* Task brief
Every line must be returned precisely as it is written.

···

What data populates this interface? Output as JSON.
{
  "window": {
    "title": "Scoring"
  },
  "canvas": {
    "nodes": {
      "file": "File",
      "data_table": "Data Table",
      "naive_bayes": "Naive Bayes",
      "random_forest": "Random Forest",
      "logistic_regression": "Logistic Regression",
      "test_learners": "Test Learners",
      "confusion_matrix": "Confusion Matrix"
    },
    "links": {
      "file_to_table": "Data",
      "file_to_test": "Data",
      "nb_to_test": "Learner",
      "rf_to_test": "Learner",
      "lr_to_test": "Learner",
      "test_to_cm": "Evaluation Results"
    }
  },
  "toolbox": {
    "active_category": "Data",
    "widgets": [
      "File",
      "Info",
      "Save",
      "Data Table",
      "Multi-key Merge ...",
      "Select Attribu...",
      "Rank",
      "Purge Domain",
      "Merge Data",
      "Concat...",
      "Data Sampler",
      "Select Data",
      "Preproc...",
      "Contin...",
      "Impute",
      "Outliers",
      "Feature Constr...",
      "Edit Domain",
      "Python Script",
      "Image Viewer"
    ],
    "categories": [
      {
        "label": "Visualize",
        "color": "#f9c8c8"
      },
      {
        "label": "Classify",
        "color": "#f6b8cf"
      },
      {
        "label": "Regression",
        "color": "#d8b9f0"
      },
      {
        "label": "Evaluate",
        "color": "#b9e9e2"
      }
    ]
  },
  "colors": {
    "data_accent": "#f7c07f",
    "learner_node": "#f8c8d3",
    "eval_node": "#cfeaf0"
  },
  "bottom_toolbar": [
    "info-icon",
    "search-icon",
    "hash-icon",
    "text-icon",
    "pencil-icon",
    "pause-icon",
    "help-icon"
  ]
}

···

* Task answer
What data populates this interface? Output as JSON.
{
  "window": {
    "title": "Scoring"
  },
  "canvas": {
    "nodes": {
      "file": "File",
      "data_table": "Data Table",
      "naive_bayes": "Naive Bayes",
      "random_forest": "Random Forest",
      "logistic_regression": "Logistic Regression",
      "test_learners": "Test Learners",
      "confusion_matrix": "Confusion Matrix"
    },
    "links": {
      "file_to_table": "Data",
      "file_to_test": "Data",
      "nb_to_test": "Learner",
      "rf_to_test": "Learner",
      "lr_to_test": "Learner",
      "test_to_cm": "Evaluation Results"
    }
  },
  "toolbox": {
    "active_category": "Data",
    "widgets": [
      "File",
      "Info",
      "Save",
      "Data Table",
      "Multi-key Merge ...",
      "Select Attribu...",
      "Rank",
      "Purge Domain",
      "Merge Data",
      "Concat...",
      "Data Sampler",
      "Select Data",
      "Preproc...",
      "Contin...",
      "Impute",
      "Outliers",
      "Feature Constr...",
      "Edit Domain",
      "Python Script",
      "Image Viewer"
    ],
    "categories": [
      {
        "label": "Visualize",
        "color": "#f9c8c8"
      },
      {
        "label": "Classify",
        "color": "#f6b8cf"
      },
      {
        "label": "Regression",
        "color": "#d8b9f0"
      },
      {
        "label": "Evaluate",
        "color": "#b9e9e2"
      }
    ]
  },
  "colors": {
    "data_accent": "#f7c07f",
    "learner_node": "#f8c8d3",
    "eval_node": "#cfeaf0"
  },
  "bottom_toolbar": [
    "info-icon",
    "search-icon",
    "hash-icon",
    "text-icon",
    "pencil-icon",
    "pause-icon",
    "help-icon"
  ]
}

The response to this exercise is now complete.